What you are asked to do: Search the listing for "icon" and copy every line where it appears.

Material provided:
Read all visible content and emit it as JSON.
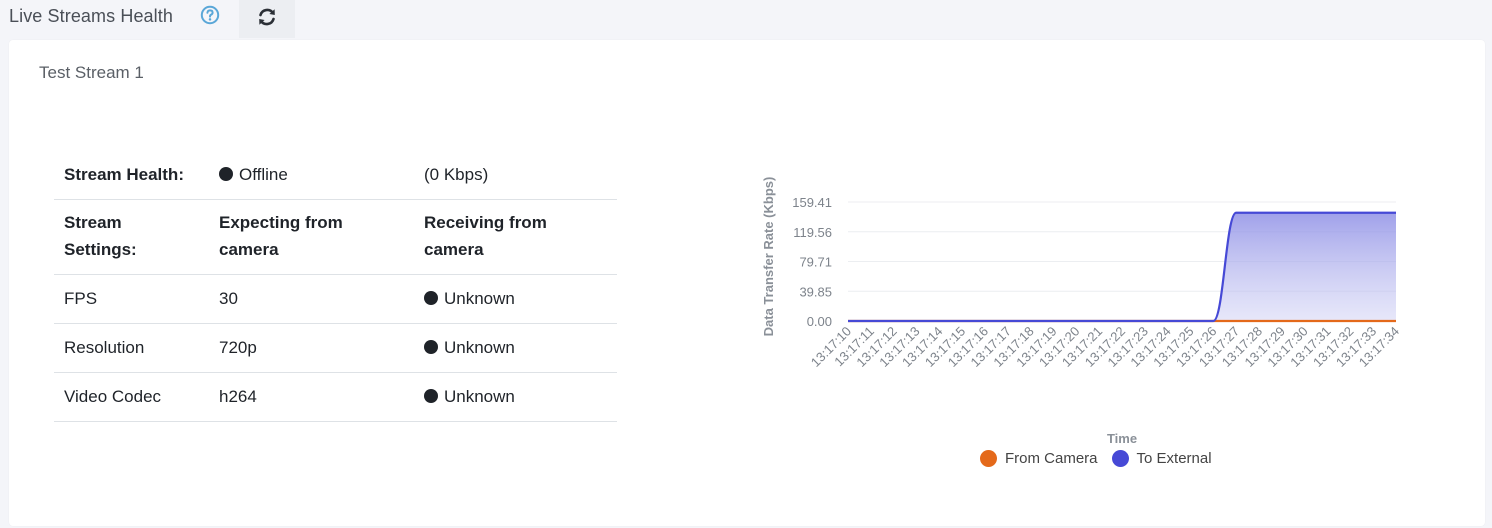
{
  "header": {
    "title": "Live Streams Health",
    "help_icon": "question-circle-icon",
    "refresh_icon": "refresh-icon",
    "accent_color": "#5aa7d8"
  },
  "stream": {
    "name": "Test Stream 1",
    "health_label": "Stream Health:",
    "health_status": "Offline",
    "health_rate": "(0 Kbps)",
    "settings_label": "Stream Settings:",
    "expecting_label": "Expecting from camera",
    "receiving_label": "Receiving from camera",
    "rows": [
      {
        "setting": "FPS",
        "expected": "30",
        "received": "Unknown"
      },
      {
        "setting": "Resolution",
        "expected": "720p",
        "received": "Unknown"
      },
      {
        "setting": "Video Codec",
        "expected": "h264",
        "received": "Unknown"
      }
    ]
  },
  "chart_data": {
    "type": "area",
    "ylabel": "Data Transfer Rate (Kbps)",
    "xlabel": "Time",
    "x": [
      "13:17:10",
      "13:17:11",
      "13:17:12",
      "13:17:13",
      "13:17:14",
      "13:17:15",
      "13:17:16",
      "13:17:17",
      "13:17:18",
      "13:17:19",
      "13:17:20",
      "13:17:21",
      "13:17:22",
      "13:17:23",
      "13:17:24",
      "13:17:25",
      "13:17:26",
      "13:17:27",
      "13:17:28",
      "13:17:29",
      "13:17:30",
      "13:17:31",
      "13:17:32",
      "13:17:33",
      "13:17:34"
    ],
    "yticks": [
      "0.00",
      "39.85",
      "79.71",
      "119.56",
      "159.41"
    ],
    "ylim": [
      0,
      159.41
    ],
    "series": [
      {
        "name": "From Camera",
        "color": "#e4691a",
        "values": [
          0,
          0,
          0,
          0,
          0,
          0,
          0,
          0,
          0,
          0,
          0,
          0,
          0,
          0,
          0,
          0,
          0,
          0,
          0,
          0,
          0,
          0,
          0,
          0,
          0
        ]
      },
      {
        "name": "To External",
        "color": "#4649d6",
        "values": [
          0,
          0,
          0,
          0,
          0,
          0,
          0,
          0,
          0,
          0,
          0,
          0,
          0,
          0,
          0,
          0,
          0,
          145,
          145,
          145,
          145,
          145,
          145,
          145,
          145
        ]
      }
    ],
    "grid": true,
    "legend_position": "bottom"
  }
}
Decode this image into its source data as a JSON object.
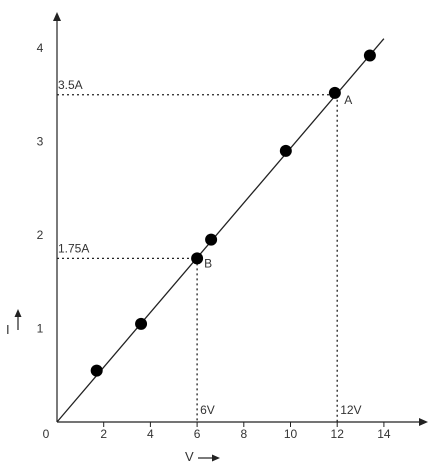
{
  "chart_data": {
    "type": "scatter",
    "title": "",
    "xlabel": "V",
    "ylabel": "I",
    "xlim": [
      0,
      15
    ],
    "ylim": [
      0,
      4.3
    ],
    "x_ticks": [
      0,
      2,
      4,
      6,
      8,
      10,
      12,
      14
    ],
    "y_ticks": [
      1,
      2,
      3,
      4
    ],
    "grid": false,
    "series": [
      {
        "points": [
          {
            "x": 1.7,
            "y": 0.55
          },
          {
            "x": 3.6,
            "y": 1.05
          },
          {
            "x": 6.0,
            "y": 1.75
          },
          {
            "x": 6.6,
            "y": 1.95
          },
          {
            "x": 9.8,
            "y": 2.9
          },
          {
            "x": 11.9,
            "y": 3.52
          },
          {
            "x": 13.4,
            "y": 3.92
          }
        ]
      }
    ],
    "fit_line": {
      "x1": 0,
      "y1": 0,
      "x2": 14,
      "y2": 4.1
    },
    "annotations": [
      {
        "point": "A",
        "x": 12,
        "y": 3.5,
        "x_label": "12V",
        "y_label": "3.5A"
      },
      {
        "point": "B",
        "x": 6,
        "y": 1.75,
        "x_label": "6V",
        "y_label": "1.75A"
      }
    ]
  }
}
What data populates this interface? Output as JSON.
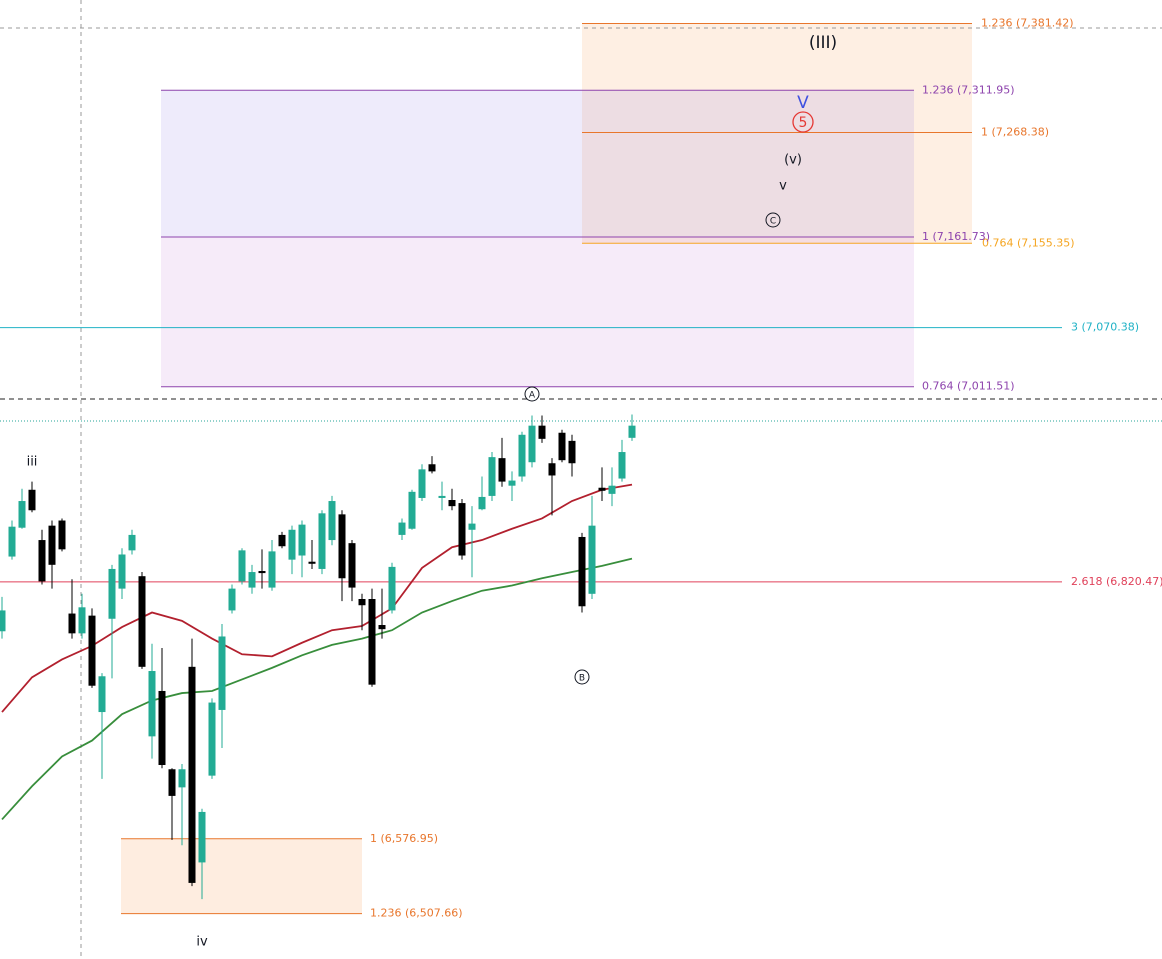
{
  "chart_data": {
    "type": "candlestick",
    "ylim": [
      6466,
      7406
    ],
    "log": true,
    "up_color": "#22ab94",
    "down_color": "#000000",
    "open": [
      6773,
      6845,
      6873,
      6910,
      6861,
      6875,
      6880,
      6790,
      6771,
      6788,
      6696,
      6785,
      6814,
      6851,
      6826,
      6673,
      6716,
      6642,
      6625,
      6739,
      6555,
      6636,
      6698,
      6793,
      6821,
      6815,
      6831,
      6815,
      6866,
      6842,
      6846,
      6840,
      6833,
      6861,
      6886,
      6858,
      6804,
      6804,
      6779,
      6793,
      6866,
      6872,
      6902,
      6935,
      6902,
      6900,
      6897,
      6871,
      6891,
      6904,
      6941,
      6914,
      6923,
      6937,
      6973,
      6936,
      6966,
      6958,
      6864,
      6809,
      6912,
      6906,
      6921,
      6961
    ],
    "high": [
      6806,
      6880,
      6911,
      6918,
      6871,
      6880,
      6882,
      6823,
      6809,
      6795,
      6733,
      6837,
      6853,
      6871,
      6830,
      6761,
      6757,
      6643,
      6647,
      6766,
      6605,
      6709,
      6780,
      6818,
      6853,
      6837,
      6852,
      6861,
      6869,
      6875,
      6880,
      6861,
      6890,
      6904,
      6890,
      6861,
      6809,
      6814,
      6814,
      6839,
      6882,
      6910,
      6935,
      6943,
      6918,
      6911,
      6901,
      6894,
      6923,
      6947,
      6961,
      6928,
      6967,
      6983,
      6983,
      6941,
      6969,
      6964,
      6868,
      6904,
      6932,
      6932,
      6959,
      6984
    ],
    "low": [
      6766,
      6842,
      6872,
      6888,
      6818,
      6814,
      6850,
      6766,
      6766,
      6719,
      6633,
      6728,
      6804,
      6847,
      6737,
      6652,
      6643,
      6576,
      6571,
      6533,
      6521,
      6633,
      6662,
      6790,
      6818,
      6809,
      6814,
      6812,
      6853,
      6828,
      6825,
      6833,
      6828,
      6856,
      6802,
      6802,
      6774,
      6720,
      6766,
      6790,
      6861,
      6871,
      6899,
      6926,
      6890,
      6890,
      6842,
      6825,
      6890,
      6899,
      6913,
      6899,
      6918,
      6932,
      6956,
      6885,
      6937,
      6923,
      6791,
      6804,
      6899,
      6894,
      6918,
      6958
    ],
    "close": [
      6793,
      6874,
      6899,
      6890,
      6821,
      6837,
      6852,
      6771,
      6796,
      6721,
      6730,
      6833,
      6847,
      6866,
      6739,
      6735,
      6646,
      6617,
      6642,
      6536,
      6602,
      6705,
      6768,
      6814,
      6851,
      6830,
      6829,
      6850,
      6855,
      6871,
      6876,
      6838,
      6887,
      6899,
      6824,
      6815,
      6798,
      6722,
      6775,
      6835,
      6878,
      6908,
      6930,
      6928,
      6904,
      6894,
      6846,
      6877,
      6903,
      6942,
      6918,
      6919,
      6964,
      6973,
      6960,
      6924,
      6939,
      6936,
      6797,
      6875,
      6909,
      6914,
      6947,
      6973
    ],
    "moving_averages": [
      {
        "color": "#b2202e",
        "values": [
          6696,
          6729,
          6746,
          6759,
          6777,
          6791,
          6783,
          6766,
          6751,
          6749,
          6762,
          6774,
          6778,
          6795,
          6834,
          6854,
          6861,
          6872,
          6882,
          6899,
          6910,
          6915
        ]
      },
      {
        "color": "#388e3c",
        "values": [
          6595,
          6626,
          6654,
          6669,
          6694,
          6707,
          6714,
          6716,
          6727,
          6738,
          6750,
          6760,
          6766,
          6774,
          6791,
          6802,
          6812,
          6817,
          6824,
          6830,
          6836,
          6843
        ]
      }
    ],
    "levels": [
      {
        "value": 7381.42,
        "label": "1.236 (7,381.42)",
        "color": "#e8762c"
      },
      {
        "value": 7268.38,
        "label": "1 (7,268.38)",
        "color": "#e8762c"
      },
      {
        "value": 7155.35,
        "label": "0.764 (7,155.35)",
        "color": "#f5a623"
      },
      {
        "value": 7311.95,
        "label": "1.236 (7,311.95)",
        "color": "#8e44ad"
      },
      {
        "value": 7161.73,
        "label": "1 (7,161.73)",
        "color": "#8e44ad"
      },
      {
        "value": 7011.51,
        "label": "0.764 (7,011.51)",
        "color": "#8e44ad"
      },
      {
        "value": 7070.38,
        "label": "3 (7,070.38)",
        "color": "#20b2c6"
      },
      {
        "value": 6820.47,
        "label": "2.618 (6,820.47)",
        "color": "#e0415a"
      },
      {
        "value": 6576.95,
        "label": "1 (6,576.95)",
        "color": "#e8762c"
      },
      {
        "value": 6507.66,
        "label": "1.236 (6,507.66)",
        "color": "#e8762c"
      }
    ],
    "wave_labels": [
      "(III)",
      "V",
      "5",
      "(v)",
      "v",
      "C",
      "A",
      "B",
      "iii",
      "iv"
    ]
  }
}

Response for this exercise:
    "help_icon": "question-circle-icon",
    "refresh_icon": "refresh-icon",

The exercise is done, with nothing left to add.